THE EXERCISE: Gather every line holding the string "JSON".

TASK MATERIAL:
** Begin **

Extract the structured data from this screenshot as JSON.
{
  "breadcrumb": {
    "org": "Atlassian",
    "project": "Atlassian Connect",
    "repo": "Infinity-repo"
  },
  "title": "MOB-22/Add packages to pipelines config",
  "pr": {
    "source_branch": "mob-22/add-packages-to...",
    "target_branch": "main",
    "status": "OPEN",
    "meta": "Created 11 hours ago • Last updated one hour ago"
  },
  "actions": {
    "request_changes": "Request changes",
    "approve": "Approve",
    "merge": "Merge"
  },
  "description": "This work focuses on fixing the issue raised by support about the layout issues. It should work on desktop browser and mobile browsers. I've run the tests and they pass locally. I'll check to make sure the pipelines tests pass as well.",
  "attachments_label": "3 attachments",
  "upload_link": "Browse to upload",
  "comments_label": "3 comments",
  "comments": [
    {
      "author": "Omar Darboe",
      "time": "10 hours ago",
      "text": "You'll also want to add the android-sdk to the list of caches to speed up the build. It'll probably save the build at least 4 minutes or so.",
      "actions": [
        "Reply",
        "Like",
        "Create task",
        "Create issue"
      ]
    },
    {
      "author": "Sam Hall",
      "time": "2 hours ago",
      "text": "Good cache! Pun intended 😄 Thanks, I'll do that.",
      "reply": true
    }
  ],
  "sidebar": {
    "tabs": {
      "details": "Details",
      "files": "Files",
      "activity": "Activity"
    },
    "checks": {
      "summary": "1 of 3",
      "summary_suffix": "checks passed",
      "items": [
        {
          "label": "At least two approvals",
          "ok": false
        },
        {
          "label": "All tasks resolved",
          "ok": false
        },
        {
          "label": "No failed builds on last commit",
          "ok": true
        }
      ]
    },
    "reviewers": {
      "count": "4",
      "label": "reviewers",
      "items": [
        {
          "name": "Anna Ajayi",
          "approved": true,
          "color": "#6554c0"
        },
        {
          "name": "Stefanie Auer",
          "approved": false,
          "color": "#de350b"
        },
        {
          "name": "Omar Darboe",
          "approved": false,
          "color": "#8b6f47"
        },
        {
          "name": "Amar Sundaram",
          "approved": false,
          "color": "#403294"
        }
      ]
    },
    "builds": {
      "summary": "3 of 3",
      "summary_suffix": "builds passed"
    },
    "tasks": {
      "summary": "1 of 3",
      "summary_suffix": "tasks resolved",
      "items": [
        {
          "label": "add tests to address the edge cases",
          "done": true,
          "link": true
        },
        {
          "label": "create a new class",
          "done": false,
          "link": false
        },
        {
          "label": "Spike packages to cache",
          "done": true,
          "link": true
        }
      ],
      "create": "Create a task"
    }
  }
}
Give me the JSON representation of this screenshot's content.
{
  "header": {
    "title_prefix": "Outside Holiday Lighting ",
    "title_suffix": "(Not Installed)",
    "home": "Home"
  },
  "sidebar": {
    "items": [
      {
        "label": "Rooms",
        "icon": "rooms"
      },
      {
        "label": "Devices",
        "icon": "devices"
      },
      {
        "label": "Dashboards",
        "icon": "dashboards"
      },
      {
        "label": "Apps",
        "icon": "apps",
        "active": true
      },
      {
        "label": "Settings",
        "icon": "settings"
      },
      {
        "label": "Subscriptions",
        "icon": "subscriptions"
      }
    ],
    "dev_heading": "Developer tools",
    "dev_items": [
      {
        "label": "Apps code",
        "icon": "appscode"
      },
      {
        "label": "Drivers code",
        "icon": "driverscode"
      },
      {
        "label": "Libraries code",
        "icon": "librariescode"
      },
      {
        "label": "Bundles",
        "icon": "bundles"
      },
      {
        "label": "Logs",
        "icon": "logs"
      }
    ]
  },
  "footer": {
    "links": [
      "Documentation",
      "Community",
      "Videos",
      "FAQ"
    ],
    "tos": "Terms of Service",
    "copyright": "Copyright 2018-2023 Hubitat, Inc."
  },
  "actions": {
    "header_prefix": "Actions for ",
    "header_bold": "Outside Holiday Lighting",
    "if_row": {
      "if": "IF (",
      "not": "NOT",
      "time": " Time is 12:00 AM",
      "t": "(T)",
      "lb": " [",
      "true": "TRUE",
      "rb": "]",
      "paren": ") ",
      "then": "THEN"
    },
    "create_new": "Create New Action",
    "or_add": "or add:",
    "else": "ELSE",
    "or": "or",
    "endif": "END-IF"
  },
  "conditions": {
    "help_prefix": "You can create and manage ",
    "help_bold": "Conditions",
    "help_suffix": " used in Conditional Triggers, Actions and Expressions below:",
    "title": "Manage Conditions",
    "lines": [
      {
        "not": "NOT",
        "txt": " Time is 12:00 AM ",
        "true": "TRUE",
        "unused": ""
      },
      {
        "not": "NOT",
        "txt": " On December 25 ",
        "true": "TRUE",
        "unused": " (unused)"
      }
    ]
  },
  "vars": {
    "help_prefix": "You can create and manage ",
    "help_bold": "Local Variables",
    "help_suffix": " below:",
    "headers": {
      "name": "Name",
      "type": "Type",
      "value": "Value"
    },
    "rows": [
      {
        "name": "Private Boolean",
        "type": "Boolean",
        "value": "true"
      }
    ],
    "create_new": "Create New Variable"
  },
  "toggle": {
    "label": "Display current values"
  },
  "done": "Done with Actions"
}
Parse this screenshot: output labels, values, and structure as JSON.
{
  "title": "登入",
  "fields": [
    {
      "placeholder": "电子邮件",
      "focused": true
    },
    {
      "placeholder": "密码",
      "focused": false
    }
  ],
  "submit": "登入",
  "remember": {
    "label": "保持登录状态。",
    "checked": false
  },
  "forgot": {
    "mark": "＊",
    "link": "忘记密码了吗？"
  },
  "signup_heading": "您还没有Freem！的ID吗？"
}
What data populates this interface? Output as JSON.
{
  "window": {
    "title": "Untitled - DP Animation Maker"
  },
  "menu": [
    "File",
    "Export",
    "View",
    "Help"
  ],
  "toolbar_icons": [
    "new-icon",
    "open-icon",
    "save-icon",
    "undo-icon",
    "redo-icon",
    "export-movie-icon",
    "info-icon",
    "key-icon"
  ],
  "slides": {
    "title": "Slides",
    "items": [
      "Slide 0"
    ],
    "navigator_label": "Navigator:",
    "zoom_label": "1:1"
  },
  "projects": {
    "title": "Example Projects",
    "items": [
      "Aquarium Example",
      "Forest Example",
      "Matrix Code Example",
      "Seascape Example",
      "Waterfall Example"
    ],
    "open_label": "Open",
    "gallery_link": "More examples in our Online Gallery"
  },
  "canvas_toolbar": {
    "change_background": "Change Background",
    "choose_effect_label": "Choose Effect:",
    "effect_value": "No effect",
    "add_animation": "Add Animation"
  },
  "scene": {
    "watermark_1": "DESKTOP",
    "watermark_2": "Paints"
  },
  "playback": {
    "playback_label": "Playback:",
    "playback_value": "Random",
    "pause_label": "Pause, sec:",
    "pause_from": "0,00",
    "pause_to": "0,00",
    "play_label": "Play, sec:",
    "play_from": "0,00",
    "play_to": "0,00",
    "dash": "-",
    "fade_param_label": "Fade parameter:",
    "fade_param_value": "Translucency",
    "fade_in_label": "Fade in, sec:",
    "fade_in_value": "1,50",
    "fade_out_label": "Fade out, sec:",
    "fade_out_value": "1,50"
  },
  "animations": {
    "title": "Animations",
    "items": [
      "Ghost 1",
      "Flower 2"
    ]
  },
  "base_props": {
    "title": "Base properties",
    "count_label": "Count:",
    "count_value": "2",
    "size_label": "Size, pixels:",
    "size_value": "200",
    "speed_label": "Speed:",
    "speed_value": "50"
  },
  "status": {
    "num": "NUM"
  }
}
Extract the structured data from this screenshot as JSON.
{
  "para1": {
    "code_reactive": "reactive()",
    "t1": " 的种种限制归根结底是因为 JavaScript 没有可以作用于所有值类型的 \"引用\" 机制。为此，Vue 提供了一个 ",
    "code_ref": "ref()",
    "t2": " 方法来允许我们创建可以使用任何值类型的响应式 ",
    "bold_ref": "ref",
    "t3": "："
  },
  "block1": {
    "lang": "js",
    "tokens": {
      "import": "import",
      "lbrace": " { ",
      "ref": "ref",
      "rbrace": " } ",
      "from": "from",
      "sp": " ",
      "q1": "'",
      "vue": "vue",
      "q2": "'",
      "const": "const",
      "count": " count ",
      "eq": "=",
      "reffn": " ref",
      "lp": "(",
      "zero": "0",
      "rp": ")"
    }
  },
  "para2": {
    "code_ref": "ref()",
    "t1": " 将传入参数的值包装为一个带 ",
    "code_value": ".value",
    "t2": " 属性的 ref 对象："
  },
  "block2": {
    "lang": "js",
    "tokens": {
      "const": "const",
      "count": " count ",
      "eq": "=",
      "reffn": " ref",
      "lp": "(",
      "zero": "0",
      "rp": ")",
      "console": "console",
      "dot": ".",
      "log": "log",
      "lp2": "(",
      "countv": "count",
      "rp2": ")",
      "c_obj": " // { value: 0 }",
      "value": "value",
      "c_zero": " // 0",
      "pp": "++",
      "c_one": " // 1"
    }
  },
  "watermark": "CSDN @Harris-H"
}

** End **

TASK SOLUTION:
Extract the structured data from this screenshot as JSON.
Give me the JSON representation of this screenshot's content.
Parse this screenshot: output labels, values, and structure as JSON.
What data populates this interface? Output as JSON.
Extract the structured data from this screenshot as JSON.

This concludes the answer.